[begin DATA SHOWN]

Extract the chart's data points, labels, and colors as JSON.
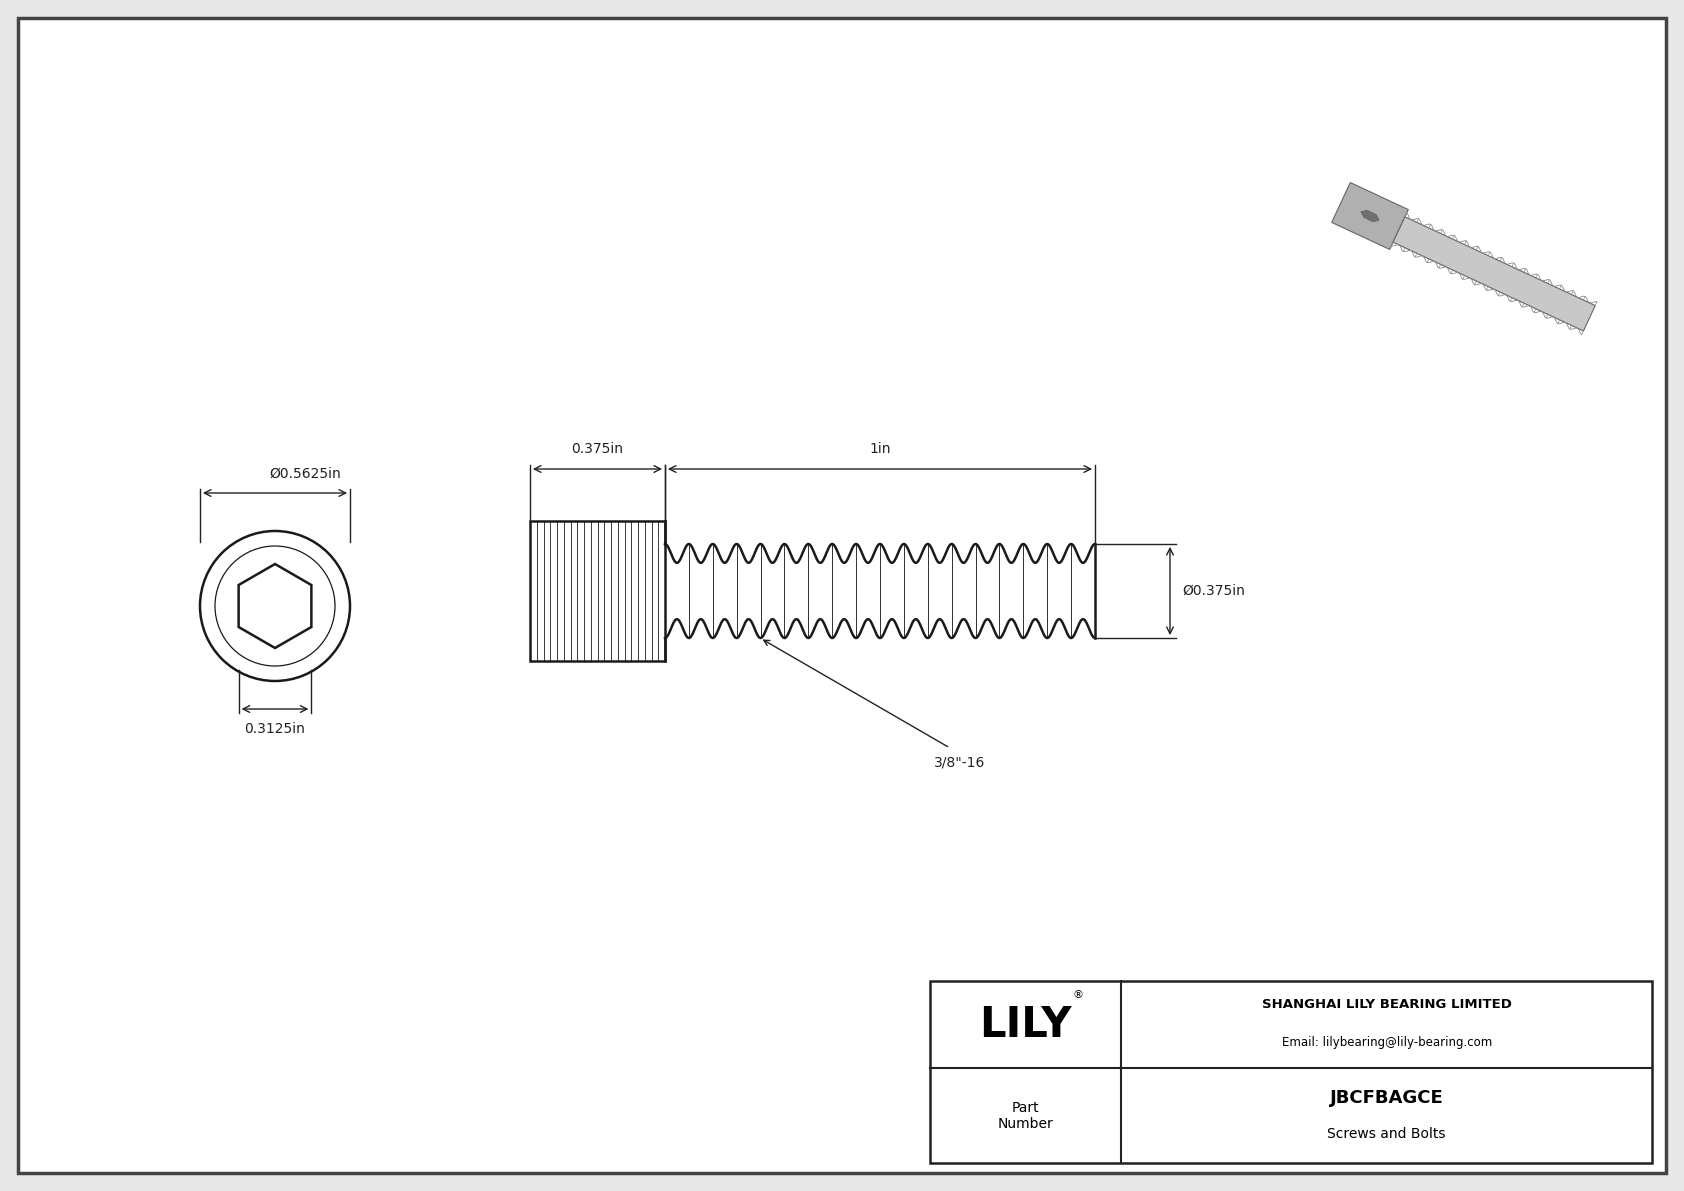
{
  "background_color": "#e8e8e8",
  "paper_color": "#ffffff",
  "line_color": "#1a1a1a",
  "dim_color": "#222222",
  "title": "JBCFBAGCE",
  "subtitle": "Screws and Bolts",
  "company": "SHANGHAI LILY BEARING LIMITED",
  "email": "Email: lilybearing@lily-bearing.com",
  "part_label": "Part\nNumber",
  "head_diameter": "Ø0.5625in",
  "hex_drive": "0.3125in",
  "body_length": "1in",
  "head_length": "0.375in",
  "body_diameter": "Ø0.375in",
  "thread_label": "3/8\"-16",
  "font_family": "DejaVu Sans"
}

[end DATA SHOWN]

→ **GOAL**
Repeat the listing above exactly, with no pictures.

→ **ANSWER TO THIS EXERCISE**
Extract the chart's data points, labels, and colors as JSON.
{
  "background_color": "#e8e8e8",
  "paper_color": "#ffffff",
  "line_color": "#1a1a1a",
  "dim_color": "#222222",
  "title": "JBCFBAGCE",
  "subtitle": "Screws and Bolts",
  "company": "SHANGHAI LILY BEARING LIMITED",
  "email": "Email: lilybearing@lily-bearing.com",
  "part_label": "Part\nNumber",
  "head_diameter": "Ø0.5625in",
  "hex_drive": "0.3125in",
  "body_length": "1in",
  "head_length": "0.375in",
  "body_diameter": "Ø0.375in",
  "thread_label": "3/8\"-16",
  "font_family": "DejaVu Sans"
}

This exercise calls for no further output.